### What the task requires:
Can you print the data exactly and leave out each image?

[Dataset entries on figures]
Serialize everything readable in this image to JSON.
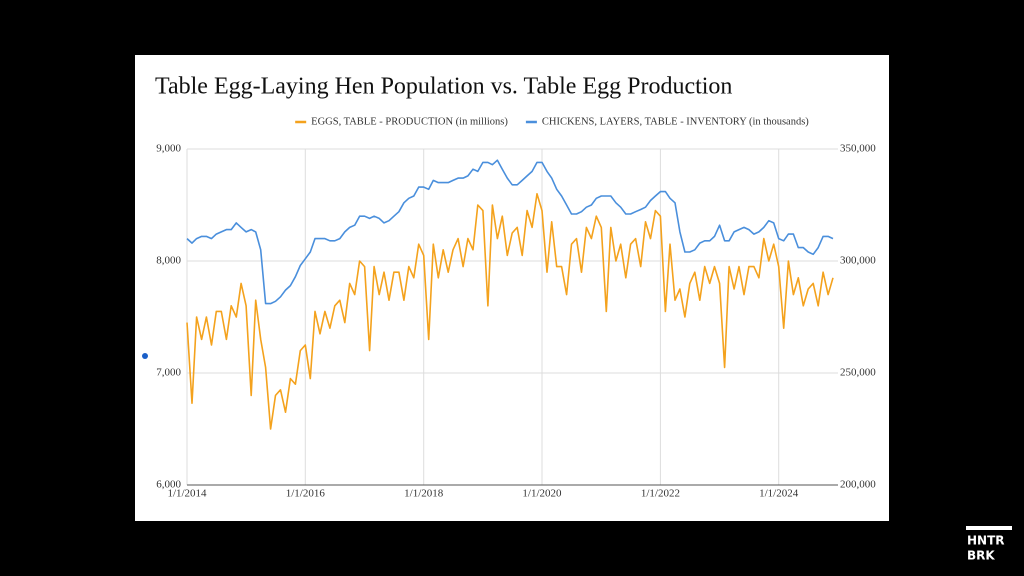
{
  "chart_data": {
    "type": "line",
    "title": "Table Egg-Laying Hen Population vs. Table Egg Production",
    "x": [
      "1/1/2014",
      "2/1/2014",
      "3/1/2014",
      "4/1/2014",
      "5/1/2014",
      "6/1/2014",
      "7/1/2014",
      "8/1/2014",
      "9/1/2014",
      "10/1/2014",
      "11/1/2014",
      "12/1/2014",
      "1/1/2015",
      "2/1/2015",
      "3/1/2015",
      "4/1/2015",
      "5/1/2015",
      "6/1/2015",
      "7/1/2015",
      "8/1/2015",
      "9/1/2015",
      "10/1/2015",
      "11/1/2015",
      "12/1/2015",
      "1/1/2016",
      "2/1/2016",
      "3/1/2016",
      "4/1/2016",
      "5/1/2016",
      "6/1/2016",
      "7/1/2016",
      "8/1/2016",
      "9/1/2016",
      "10/1/2016",
      "11/1/2016",
      "12/1/2016",
      "1/1/2017",
      "2/1/2017",
      "3/1/2017",
      "4/1/2017",
      "5/1/2017",
      "6/1/2017",
      "7/1/2017",
      "8/1/2017",
      "9/1/2017",
      "10/1/2017",
      "11/1/2017",
      "12/1/2017",
      "1/1/2018",
      "2/1/2018",
      "3/1/2018",
      "4/1/2018",
      "5/1/2018",
      "6/1/2018",
      "7/1/2018",
      "8/1/2018",
      "9/1/2018",
      "10/1/2018",
      "11/1/2018",
      "12/1/2018",
      "1/1/2019",
      "2/1/2019",
      "3/1/2019",
      "4/1/2019",
      "5/1/2019",
      "6/1/2019",
      "7/1/2019",
      "8/1/2019",
      "9/1/2019",
      "10/1/2019",
      "11/1/2019",
      "12/1/2019",
      "1/1/2020",
      "2/1/2020",
      "3/1/2020",
      "4/1/2020",
      "5/1/2020",
      "6/1/2020",
      "7/1/2020",
      "8/1/2020",
      "9/1/2020",
      "10/1/2020",
      "11/1/2020",
      "12/1/2020",
      "1/1/2021",
      "2/1/2021",
      "3/1/2021",
      "4/1/2021",
      "5/1/2021",
      "6/1/2021",
      "7/1/2021",
      "8/1/2021",
      "9/1/2021",
      "10/1/2021",
      "11/1/2021",
      "12/1/2021",
      "1/1/2022",
      "2/1/2022",
      "3/1/2022",
      "4/1/2022",
      "5/1/2022",
      "6/1/2022",
      "7/1/2022",
      "8/1/2022",
      "9/1/2022",
      "10/1/2022",
      "11/1/2022",
      "12/1/2022",
      "1/1/2023",
      "2/1/2023",
      "3/1/2023",
      "4/1/2023",
      "5/1/2023",
      "6/1/2023",
      "7/1/2023",
      "8/1/2023",
      "9/1/2023",
      "10/1/2023",
      "11/1/2023",
      "12/1/2023",
      "1/1/2024",
      "2/1/2024",
      "3/1/2024",
      "4/1/2024",
      "5/1/2024",
      "6/1/2024",
      "7/1/2024",
      "8/1/2024",
      "9/1/2024",
      "10/1/2024",
      "11/1/2024",
      "12/1/2024"
    ],
    "series": [
      {
        "name": "EGGS, TABLE - PRODUCTION (in millions)",
        "color": "#f4a21d",
        "axis": "y",
        "values": [
          7450,
          6730,
          7500,
          7300,
          7500,
          7250,
          7550,
          7550,
          7300,
          7600,
          7500,
          7800,
          7600,
          6800,
          7650,
          7300,
          7050,
          6500,
          6800,
          6850,
          6650,
          6950,
          6900,
          7200,
          7250,
          6950,
          7550,
          7350,
          7550,
          7400,
          7600,
          7650,
          7450,
          7800,
          7700,
          8000,
          7950,
          7200,
          7950,
          7700,
          7900,
          7650,
          7900,
          7900,
          7650,
          7950,
          7850,
          8150,
          8050,
          7300,
          8150,
          7850,
          8100,
          7900,
          8100,
          8200,
          7950,
          8200,
          8100,
          8500,
          8450,
          7600,
          8500,
          8200,
          8400,
          8050,
          8250,
          8300,
          8050,
          8450,
          8300,
          8600,
          8450,
          7900,
          8350,
          7950,
          7950,
          7700,
          8150,
          8200,
          7900,
          8300,
          8200,
          8400,
          8300,
          7550,
          8300,
          8000,
          8150,
          7850,
          8150,
          8200,
          7950,
          8350,
          8200,
          8450,
          8400,
          7550,
          8150,
          7650,
          7750,
          7500,
          7800,
          7900,
          7650,
          7950,
          7800,
          7950,
          7800,
          7050,
          7950,
          7750,
          7950,
          7700,
          7950,
          7950,
          7850,
          8200,
          8000,
          8150,
          7950,
          7400,
          8000,
          7700,
          7850,
          7600,
          7750,
          7800,
          7600,
          7900,
          7700,
          7850
        ]
      },
      {
        "name": "CHICKENS, LAYERS, TABLE - INVENTORY (in thousands)",
        "color": "#4a8fdc",
        "axis": "y2",
        "values": [
          310000,
          308000,
          310000,
          311000,
          311000,
          310000,
          312000,
          313000,
          314000,
          314000,
          317000,
          315000,
          313000,
          314000,
          313000,
          305000,
          281000,
          281000,
          282000,
          284000,
          287000,
          289000,
          293000,
          298000,
          301000,
          304000,
          310000,
          310000,
          310000,
          309000,
          309000,
          310000,
          313000,
          315000,
          316000,
          320000,
          320000,
          319000,
          320000,
          319000,
          317000,
          318000,
          320000,
          322000,
          326000,
          328000,
          329000,
          333000,
          333000,
          332000,
          336000,
          335000,
          335000,
          335000,
          336000,
          337000,
          337000,
          338000,
          341000,
          340000,
          344000,
          344000,
          343000,
          345000,
          341000,
          337000,
          334000,
          334000,
          336000,
          338000,
          340000,
          344000,
          344000,
          340000,
          337000,
          332000,
          329000,
          325000,
          321000,
          321000,
          322000,
          324000,
          325000,
          328000,
          329000,
          329000,
          329000,
          326000,
          324000,
          321000,
          321000,
          322000,
          323000,
          324000,
          327000,
          329000,
          331000,
          331000,
          328000,
          326000,
          313000,
          304000,
          304000,
          305000,
          308000,
          309000,
          309000,
          311000,
          316000,
          309000,
          309000,
          313000,
          314000,
          315000,
          314000,
          312000,
          313000,
          315000,
          318000,
          317000,
          310000,
          309000,
          312000,
          312000,
          306000,
          306000,
          304000,
          303000,
          306000,
          311000,
          311000,
          310000
        ]
      }
    ],
    "xlim": [
      "1/1/2014",
      "1/1/2025"
    ],
    "xticks": [
      "1/1/2014",
      "1/1/2016",
      "1/1/2018",
      "1/1/2020",
      "1/1/2022",
      "1/1/2024"
    ],
    "ylim": [
      6000,
      9000
    ],
    "yticks": [
      {
        "value": 6000,
        "label": "6,000"
      },
      {
        "value": 7000,
        "label": "7,000"
      },
      {
        "value": 8000,
        "label": "8,000"
      },
      {
        "value": 9000,
        "label": "9,000"
      }
    ],
    "y2lim": [
      200000,
      350000
    ],
    "y2ticks": [
      {
        "value": 200000,
        "label": "200,000"
      },
      {
        "value": 250000,
        "label": "250,000"
      },
      {
        "value": 300000,
        "label": "300,000"
      },
      {
        "value": 350000,
        "label": "350,000"
      }
    ],
    "grid": true,
    "legend": "top"
  },
  "logo": {
    "line1": "HNTR",
    "line2": "BRK"
  }
}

### Expected output:
Serialize everything readable in this image to JSON.
{
  "chart_data": {
    "type": "line",
    "title": "Table Egg-Laying Hen Population vs. Table Egg Production",
    "x": [
      "1/1/2014",
      "2/1/2014",
      "3/1/2014",
      "4/1/2014",
      "5/1/2014",
      "6/1/2014",
      "7/1/2014",
      "8/1/2014",
      "9/1/2014",
      "10/1/2014",
      "11/1/2014",
      "12/1/2014",
      "1/1/2015",
      "2/1/2015",
      "3/1/2015",
      "4/1/2015",
      "5/1/2015",
      "6/1/2015",
      "7/1/2015",
      "8/1/2015",
      "9/1/2015",
      "10/1/2015",
      "11/1/2015",
      "12/1/2015",
      "1/1/2016",
      "2/1/2016",
      "3/1/2016",
      "4/1/2016",
      "5/1/2016",
      "6/1/2016",
      "7/1/2016",
      "8/1/2016",
      "9/1/2016",
      "10/1/2016",
      "11/1/2016",
      "12/1/2016",
      "1/1/2017",
      "2/1/2017",
      "3/1/2017",
      "4/1/2017",
      "5/1/2017",
      "6/1/2017",
      "7/1/2017",
      "8/1/2017",
      "9/1/2017",
      "10/1/2017",
      "11/1/2017",
      "12/1/2017",
      "1/1/2018",
      "2/1/2018",
      "3/1/2018",
      "4/1/2018",
      "5/1/2018",
      "6/1/2018",
      "7/1/2018",
      "8/1/2018",
      "9/1/2018",
      "10/1/2018",
      "11/1/2018",
      "12/1/2018",
      "1/1/2019",
      "2/1/2019",
      "3/1/2019",
      "4/1/2019",
      "5/1/2019",
      "6/1/2019",
      "7/1/2019",
      "8/1/2019",
      "9/1/2019",
      "10/1/2019",
      "11/1/2019",
      "12/1/2019",
      "1/1/2020",
      "2/1/2020",
      "3/1/2020",
      "4/1/2020",
      "5/1/2020",
      "6/1/2020",
      "7/1/2020",
      "8/1/2020",
      "9/1/2020",
      "10/1/2020",
      "11/1/2020",
      "12/1/2020",
      "1/1/2021",
      "2/1/2021",
      "3/1/2021",
      "4/1/2021",
      "5/1/2021",
      "6/1/2021",
      "7/1/2021",
      "8/1/2021",
      "9/1/2021",
      "10/1/2021",
      "11/1/2021",
      "12/1/2021",
      "1/1/2022",
      "2/1/2022",
      "3/1/2022",
      "4/1/2022",
      "5/1/2022",
      "6/1/2022",
      "7/1/2022",
      "8/1/2022",
      "9/1/2022",
      "10/1/2022",
      "11/1/2022",
      "12/1/2022",
      "1/1/2023",
      "2/1/2023",
      "3/1/2023",
      "4/1/2023",
      "5/1/2023",
      "6/1/2023",
      "7/1/2023",
      "8/1/2023",
      "9/1/2023",
      "10/1/2023",
      "11/1/2023",
      "12/1/2023",
      "1/1/2024",
      "2/1/2024",
      "3/1/2024",
      "4/1/2024",
      "5/1/2024",
      "6/1/2024",
      "7/1/2024",
      "8/1/2024",
      "9/1/2024",
      "10/1/2024",
      "11/1/2024",
      "12/1/2024"
    ],
    "series": [
      {
        "name": "EGGS, TABLE - PRODUCTION (in millions)",
        "color": "#f4a21d",
        "axis": "y",
        "values": [
          7450,
          6730,
          7500,
          7300,
          7500,
          7250,
          7550,
          7550,
          7300,
          7600,
          7500,
          7800,
          7600,
          6800,
          7650,
          7300,
          7050,
          6500,
          6800,
          6850,
          6650,
          6950,
          6900,
          7200,
          7250,
          6950,
          7550,
          7350,
          7550,
          7400,
          7600,
          7650,
          7450,
          7800,
          7700,
          8000,
          7950,
          7200,
          7950,
          7700,
          7900,
          7650,
          7900,
          7900,
          7650,
          7950,
          7850,
          8150,
          8050,
          7300,
          8150,
          7850,
          8100,
          7900,
          8100,
          8200,
          7950,
          8200,
          8100,
          8500,
          8450,
          7600,
          8500,
          8200,
          8400,
          8050,
          8250,
          8300,
          8050,
          8450,
          8300,
          8600,
          8450,
          7900,
          8350,
          7950,
          7950,
          7700,
          8150,
          8200,
          7900,
          8300,
          8200,
          8400,
          8300,
          7550,
          8300,
          8000,
          8150,
          7850,
          8150,
          8200,
          7950,
          8350,
          8200,
          8450,
          8400,
          7550,
          8150,
          7650,
          7750,
          7500,
          7800,
          7900,
          7650,
          7950,
          7800,
          7950,
          7800,
          7050,
          7950,
          7750,
          7950,
          7700,
          7950,
          7950,
          7850,
          8200,
          8000,
          8150,
          7950,
          7400,
          8000,
          7700,
          7850,
          7600,
          7750,
          7800,
          7600,
          7900,
          7700,
          7850
        ]
      },
      {
        "name": "CHICKENS, LAYERS, TABLE - INVENTORY (in thousands)",
        "color": "#4a8fdc",
        "axis": "y2",
        "values": [
          310000,
          308000,
          310000,
          311000,
          311000,
          310000,
          312000,
          313000,
          314000,
          314000,
          317000,
          315000,
          313000,
          314000,
          313000,
          305000,
          281000,
          281000,
          282000,
          284000,
          287000,
          289000,
          293000,
          298000,
          301000,
          304000,
          310000,
          310000,
          310000,
          309000,
          309000,
          310000,
          313000,
          315000,
          316000,
          320000,
          320000,
          319000,
          320000,
          319000,
          317000,
          318000,
          320000,
          322000,
          326000,
          328000,
          329000,
          333000,
          333000,
          332000,
          336000,
          335000,
          335000,
          335000,
          336000,
          337000,
          337000,
          338000,
          341000,
          340000,
          344000,
          344000,
          343000,
          345000,
          341000,
          337000,
          334000,
          334000,
          336000,
          338000,
          340000,
          344000,
          344000,
          340000,
          337000,
          332000,
          329000,
          325000,
          321000,
          321000,
          322000,
          324000,
          325000,
          328000,
          329000,
          329000,
          329000,
          326000,
          324000,
          321000,
          321000,
          322000,
          323000,
          324000,
          327000,
          329000,
          331000,
          331000,
          328000,
          326000,
          313000,
          304000,
          304000,
          305000,
          308000,
          309000,
          309000,
          311000,
          316000,
          309000,
          309000,
          313000,
          314000,
          315000,
          314000,
          312000,
          313000,
          315000,
          318000,
          317000,
          310000,
          309000,
          312000,
          312000,
          306000,
          306000,
          304000,
          303000,
          306000,
          311000,
          311000,
          310000
        ]
      }
    ],
    "xlim": [
      "1/1/2014",
      "1/1/2025"
    ],
    "xticks": [
      "1/1/2014",
      "1/1/2016",
      "1/1/2018",
      "1/1/2020",
      "1/1/2022",
      "1/1/2024"
    ],
    "ylim": [
      6000,
      9000
    ],
    "yticks": [
      {
        "value": 6000,
        "label": "6,000"
      },
      {
        "value": 7000,
        "label": "7,000"
      },
      {
        "value": 8000,
        "label": "8,000"
      },
      {
        "value": 9000,
        "label": "9,000"
      }
    ],
    "y2lim": [
      200000,
      350000
    ],
    "y2ticks": [
      {
        "value": 200000,
        "label": "200,000"
      },
      {
        "value": 250000,
        "label": "250,000"
      },
      {
        "value": 300000,
        "label": "300,000"
      },
      {
        "value": 350000,
        "label": "350,000"
      }
    ],
    "grid": true,
    "legend": "top"
  },
  "logo": {
    "line1": "HNTR",
    "line2": "BRK"
  }
}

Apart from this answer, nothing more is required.